_Task instructions_:
Write out only the lines running from the one that contains "Read out every word on this page." to the end of the material, both ends included.

_Data records_:
- - -
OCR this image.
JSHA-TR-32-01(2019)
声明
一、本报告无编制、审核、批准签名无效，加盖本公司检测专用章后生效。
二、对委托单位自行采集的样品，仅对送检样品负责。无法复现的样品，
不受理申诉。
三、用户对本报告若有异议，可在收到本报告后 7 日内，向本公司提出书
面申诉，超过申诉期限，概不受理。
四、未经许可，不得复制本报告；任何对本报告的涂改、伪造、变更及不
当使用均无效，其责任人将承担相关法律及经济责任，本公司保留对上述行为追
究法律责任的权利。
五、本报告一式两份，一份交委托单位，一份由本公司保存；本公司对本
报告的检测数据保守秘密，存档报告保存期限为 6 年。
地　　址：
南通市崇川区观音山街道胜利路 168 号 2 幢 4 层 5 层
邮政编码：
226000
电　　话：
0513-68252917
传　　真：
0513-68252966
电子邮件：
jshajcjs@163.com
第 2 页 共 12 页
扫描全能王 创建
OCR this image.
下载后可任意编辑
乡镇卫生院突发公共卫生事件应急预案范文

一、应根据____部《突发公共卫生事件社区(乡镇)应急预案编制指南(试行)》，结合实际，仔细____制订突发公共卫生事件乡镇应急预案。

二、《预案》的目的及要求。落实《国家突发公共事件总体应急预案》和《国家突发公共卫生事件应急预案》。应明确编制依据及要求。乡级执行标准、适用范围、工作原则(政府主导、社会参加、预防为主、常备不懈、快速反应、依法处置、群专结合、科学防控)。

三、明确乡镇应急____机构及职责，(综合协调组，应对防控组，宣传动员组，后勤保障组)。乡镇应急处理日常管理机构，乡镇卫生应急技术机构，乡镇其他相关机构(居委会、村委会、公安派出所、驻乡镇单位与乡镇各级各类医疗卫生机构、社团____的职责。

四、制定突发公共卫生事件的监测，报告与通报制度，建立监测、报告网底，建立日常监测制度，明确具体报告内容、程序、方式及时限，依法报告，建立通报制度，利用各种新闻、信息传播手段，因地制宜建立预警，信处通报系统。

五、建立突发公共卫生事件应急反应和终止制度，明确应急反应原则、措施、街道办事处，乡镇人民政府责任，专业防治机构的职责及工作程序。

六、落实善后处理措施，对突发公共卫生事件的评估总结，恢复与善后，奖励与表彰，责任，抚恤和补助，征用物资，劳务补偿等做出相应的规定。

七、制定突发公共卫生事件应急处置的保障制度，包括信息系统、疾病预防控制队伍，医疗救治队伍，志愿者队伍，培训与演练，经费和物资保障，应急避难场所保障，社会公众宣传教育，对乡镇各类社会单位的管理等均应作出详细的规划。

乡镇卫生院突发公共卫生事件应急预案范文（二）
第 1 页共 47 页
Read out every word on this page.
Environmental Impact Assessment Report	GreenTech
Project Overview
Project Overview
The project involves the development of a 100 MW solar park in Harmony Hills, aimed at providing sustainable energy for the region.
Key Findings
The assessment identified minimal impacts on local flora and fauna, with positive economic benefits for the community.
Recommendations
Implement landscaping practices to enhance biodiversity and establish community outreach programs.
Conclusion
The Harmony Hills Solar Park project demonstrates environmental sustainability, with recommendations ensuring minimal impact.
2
- - -
_The output_:
Read out every word on this page.
Environmental Impact Assessment Report	GreenTech
Project Overview
Project Overview
The project involves the development of a 100 MW solar park in Harmony Hills, aimed at providing sustainable energy for the region.
Key Findings
The assessment identified minimal impacts on local flora and fauna, with positive economic benefits for the community.
Recommendations
Implement landscaping practices to enhance biodiversity and establish community outreach programs.
Conclusion
The Harmony Hills Solar Park project demonstrates environmental sustainability, with recommendations ensuring minimal impact.
2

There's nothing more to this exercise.